(Stored entries)
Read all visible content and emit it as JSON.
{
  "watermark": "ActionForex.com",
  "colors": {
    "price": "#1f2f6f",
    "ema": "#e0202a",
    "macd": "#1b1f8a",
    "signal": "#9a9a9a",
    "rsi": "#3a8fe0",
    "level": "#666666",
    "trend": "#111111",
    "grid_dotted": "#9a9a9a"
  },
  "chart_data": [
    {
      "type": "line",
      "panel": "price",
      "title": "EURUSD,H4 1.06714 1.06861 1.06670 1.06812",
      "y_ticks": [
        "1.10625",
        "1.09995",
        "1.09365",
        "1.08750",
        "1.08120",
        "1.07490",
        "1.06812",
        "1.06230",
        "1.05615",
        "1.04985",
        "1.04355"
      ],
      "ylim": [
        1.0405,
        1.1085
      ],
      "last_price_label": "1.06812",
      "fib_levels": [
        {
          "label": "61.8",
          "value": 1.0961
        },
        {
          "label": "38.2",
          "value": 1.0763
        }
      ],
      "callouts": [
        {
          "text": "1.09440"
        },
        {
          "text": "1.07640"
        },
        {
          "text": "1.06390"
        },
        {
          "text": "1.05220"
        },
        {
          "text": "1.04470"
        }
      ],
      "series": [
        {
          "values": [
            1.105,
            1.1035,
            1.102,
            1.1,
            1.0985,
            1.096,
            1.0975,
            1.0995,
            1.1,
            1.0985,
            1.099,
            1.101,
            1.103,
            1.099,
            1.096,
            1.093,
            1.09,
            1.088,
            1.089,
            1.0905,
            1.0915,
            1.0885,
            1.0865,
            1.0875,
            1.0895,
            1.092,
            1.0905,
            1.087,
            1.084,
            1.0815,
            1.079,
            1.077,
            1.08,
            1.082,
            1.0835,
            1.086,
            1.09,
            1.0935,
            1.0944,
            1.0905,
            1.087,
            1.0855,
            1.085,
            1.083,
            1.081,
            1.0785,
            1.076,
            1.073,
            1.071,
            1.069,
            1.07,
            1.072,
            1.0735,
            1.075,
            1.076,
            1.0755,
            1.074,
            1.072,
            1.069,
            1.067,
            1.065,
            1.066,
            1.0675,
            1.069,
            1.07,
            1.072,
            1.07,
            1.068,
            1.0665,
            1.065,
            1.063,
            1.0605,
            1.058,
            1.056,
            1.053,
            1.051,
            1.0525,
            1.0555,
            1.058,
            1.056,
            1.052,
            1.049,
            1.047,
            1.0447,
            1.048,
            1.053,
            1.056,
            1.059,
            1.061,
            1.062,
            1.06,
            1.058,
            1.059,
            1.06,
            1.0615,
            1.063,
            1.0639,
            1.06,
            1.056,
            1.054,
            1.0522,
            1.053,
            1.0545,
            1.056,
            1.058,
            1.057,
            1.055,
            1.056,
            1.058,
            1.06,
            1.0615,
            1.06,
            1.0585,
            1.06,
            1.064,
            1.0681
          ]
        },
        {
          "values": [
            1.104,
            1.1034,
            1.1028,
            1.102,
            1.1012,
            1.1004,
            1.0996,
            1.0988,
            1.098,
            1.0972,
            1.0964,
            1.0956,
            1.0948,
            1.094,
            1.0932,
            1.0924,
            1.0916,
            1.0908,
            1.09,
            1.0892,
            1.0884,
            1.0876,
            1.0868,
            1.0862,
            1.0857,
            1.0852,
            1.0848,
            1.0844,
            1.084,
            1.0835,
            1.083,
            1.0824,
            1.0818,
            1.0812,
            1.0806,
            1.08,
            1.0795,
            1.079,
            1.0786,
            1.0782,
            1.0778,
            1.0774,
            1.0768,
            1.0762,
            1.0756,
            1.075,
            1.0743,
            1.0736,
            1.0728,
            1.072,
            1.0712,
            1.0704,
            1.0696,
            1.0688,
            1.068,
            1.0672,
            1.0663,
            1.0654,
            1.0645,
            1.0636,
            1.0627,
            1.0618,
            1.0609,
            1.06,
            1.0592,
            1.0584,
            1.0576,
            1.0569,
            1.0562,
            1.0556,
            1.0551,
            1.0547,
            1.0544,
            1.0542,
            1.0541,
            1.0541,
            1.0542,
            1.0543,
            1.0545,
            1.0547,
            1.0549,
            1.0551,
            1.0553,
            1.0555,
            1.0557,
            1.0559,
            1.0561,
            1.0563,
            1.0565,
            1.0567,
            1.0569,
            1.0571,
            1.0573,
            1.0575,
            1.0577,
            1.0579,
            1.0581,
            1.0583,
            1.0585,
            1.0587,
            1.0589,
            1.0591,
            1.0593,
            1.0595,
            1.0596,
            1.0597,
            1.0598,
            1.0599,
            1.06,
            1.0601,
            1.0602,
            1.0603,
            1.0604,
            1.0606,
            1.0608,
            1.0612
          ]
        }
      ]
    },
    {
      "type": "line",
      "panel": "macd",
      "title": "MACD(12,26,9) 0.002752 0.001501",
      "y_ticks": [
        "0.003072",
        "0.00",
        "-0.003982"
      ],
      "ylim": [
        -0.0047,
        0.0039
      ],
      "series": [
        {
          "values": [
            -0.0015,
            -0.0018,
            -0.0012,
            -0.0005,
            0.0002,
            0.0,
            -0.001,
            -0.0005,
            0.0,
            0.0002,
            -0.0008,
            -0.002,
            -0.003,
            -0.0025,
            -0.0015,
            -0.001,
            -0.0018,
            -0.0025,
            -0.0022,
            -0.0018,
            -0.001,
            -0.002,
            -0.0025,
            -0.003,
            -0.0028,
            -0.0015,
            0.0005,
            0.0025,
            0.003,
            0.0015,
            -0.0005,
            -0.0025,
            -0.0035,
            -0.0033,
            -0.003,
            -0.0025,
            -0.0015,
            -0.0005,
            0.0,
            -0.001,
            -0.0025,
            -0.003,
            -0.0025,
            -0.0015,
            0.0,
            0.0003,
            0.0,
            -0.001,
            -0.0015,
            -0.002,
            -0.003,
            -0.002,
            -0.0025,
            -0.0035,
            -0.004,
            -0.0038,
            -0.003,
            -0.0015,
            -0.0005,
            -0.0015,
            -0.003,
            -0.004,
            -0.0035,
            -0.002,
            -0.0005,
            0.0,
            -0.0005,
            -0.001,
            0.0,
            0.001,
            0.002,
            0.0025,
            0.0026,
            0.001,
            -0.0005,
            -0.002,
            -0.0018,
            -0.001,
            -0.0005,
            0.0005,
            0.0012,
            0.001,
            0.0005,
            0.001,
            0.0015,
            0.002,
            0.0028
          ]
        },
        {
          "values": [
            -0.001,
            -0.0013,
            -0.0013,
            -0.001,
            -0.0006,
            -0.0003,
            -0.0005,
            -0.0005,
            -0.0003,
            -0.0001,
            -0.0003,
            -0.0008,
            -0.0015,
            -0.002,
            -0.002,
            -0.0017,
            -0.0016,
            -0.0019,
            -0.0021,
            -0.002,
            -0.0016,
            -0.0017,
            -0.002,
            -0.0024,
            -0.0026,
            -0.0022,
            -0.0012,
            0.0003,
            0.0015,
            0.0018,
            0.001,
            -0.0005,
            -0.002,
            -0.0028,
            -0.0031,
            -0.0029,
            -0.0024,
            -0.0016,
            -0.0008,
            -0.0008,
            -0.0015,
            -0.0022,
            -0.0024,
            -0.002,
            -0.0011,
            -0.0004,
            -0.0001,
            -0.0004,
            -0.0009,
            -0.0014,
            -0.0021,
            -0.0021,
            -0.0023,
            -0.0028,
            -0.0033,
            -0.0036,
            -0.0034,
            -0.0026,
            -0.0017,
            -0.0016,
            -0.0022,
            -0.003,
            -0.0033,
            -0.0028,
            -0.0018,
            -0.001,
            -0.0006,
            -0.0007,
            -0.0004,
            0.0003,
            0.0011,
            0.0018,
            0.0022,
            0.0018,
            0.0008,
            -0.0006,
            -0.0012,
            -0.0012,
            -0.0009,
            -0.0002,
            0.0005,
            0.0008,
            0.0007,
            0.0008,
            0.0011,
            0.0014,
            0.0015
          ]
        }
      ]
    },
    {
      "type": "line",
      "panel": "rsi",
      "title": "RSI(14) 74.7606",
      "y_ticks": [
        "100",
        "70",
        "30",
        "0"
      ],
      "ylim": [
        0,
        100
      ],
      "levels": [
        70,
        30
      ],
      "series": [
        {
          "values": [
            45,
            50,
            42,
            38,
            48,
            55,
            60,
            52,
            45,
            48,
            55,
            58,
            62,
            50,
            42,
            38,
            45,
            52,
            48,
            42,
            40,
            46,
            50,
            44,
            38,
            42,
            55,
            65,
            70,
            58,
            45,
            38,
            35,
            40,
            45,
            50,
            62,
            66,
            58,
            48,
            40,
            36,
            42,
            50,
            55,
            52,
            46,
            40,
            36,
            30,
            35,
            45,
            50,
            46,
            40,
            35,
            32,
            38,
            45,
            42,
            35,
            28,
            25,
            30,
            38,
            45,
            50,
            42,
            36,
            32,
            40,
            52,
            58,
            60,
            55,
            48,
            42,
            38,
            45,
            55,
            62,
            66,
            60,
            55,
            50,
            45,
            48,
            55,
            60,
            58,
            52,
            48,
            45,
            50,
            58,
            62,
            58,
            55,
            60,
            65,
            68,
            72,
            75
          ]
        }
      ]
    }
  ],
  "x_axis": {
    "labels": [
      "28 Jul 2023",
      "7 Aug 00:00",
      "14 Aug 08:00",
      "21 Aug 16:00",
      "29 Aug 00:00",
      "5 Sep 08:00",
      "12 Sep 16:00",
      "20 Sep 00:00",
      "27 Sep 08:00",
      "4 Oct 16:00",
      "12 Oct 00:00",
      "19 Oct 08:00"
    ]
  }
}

DESCRIPTION OF THE TASK: In the data above, tally the lines holding "title" and answer with the figure only.

REPLY: 3